*Stated problem:* Find how many lines contain the word "Molapo" and state that number alone.

## Begin Data for this task

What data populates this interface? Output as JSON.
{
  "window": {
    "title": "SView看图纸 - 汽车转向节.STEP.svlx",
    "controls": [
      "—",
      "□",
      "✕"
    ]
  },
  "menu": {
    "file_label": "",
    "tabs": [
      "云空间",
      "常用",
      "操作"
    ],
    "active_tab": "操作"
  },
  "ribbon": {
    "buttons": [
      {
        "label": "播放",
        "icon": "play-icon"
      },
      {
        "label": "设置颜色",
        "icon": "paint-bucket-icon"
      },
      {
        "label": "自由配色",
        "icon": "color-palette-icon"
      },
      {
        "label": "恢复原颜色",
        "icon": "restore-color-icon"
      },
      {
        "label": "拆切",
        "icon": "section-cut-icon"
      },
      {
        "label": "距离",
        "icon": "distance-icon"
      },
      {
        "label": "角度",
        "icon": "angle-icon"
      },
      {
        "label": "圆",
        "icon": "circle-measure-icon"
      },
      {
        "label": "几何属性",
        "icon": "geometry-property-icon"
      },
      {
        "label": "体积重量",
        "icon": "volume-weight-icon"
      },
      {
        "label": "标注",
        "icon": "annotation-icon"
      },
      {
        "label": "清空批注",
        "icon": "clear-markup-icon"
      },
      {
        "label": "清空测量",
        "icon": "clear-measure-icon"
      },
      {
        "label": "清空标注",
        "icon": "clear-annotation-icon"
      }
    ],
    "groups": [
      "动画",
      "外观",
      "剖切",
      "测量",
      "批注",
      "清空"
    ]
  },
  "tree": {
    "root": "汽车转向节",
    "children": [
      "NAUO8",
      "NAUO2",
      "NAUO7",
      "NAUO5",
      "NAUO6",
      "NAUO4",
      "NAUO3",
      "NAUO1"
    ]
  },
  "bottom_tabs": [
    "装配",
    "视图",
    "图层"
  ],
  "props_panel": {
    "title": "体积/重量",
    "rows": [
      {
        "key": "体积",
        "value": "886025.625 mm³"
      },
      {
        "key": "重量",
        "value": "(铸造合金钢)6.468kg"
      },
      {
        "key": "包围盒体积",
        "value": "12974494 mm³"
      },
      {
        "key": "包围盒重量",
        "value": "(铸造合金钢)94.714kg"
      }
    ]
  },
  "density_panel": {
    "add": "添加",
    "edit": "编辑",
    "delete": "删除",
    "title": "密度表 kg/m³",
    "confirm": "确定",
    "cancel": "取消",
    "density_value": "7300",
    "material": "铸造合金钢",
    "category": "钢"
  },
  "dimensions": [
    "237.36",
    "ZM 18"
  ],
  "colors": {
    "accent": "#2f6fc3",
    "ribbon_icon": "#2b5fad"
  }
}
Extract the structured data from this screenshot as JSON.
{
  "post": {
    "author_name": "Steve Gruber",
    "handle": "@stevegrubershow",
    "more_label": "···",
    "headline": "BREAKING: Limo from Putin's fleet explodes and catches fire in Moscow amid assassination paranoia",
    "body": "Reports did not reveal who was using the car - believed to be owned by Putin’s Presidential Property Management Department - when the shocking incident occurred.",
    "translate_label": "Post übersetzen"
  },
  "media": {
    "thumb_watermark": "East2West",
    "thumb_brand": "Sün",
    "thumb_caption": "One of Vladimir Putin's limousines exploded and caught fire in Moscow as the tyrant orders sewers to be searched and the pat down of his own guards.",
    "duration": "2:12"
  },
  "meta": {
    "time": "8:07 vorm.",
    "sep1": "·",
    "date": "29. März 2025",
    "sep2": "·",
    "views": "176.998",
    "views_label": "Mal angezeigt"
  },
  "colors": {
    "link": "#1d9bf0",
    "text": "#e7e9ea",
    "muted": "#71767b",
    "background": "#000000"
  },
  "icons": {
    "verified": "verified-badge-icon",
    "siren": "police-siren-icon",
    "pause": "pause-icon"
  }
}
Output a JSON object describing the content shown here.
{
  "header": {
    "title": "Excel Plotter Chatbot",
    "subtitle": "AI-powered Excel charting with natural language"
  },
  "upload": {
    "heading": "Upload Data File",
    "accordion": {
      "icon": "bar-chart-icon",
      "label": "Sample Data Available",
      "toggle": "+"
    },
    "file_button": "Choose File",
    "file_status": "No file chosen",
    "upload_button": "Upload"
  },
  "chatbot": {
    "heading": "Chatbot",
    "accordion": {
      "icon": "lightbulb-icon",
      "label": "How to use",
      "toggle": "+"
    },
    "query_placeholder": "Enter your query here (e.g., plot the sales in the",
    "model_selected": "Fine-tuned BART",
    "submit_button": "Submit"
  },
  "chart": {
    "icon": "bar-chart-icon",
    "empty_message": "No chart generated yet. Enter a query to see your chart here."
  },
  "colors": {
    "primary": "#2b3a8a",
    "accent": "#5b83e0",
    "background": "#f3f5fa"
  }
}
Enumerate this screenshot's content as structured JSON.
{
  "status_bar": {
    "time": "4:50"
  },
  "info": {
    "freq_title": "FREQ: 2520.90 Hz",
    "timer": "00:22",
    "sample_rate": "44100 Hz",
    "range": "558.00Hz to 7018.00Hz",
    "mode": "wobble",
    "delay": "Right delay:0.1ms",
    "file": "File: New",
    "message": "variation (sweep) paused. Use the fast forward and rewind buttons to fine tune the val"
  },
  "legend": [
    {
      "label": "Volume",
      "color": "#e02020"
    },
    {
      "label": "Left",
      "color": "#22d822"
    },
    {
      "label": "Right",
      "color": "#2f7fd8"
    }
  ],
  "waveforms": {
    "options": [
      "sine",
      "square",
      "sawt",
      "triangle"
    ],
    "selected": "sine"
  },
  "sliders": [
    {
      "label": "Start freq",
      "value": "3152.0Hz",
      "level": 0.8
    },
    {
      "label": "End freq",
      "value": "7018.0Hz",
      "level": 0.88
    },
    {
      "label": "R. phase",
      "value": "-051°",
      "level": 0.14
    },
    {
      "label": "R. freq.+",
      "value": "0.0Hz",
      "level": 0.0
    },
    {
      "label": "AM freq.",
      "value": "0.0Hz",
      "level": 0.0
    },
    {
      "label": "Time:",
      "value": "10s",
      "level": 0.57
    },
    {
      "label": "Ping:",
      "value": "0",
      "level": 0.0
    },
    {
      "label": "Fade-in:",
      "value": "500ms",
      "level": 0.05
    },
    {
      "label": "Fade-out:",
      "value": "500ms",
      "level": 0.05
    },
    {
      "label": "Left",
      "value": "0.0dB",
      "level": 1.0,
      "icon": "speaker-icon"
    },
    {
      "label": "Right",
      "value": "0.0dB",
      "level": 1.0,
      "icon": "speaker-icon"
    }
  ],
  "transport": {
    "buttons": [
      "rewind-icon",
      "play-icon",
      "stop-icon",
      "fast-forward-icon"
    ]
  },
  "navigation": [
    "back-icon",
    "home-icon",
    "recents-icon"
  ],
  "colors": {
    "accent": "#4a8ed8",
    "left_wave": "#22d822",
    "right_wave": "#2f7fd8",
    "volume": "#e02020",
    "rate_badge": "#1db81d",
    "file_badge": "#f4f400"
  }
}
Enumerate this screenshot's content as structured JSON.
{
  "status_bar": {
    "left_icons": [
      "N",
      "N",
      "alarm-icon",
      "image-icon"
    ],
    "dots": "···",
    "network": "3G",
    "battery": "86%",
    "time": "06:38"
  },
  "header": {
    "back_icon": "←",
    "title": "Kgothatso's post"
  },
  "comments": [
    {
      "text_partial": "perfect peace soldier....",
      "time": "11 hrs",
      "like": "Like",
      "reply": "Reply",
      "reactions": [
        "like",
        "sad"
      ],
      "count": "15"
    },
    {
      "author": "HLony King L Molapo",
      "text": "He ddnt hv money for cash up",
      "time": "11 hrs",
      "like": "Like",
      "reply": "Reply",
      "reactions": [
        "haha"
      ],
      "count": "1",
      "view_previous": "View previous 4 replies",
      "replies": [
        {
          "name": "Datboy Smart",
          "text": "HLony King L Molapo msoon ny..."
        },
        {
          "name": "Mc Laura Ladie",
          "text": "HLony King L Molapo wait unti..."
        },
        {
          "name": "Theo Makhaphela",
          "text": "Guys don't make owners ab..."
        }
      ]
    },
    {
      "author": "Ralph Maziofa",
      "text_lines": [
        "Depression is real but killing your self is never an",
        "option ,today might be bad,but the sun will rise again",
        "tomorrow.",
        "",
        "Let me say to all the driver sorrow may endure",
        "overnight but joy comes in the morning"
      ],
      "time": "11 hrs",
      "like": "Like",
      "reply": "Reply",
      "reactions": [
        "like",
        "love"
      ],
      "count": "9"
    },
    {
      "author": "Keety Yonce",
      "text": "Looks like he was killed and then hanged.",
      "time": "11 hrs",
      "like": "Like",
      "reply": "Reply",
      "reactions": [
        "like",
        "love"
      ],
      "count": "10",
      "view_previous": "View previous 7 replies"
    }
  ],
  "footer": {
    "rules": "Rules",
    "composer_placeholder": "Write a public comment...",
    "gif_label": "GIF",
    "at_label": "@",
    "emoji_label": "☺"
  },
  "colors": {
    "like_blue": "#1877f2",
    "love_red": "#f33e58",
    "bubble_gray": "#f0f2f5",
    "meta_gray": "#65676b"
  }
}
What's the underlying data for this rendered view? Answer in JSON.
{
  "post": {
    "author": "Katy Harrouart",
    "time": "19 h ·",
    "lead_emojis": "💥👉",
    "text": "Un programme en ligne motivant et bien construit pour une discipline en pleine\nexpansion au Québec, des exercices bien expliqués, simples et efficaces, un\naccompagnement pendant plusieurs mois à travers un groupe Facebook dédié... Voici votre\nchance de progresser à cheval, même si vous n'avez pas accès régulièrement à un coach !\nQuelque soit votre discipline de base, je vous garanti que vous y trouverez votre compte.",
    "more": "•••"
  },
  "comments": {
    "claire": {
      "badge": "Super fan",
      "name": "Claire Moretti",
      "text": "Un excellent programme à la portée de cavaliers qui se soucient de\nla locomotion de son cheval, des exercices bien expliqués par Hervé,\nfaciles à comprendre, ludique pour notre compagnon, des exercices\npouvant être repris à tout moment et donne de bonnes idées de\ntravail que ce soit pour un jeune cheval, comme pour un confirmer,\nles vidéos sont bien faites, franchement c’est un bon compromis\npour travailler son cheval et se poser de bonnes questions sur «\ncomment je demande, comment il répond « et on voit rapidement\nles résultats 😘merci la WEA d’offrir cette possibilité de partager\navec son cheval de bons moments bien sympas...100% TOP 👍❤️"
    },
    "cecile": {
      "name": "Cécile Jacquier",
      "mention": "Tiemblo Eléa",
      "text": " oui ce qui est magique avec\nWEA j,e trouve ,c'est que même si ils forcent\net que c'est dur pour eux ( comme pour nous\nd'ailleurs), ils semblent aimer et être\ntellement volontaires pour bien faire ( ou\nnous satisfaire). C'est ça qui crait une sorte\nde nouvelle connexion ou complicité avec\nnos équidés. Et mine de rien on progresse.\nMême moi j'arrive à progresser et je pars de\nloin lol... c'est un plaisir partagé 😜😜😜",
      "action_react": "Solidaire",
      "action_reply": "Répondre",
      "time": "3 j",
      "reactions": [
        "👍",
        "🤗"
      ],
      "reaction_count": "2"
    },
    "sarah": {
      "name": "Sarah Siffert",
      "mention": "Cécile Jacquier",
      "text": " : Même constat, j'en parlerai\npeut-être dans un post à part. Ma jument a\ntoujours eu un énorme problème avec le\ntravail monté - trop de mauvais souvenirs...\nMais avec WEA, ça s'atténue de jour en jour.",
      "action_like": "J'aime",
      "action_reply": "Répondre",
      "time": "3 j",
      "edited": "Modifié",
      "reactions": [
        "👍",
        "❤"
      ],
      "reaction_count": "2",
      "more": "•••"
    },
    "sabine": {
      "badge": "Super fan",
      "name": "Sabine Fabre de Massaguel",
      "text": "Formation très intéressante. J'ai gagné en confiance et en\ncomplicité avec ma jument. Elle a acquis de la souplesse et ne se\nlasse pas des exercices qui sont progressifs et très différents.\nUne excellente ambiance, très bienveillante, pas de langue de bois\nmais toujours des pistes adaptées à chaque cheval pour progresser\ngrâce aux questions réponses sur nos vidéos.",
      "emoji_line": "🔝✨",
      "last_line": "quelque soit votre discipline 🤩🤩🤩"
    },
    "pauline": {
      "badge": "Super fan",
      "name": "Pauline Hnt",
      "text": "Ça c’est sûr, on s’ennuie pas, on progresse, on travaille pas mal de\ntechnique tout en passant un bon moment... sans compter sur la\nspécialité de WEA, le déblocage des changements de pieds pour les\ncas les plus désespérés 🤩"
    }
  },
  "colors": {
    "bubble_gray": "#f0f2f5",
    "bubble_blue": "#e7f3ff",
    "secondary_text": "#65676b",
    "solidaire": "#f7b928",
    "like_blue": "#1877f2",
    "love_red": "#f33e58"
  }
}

## End Data for this task

*Final result:* 3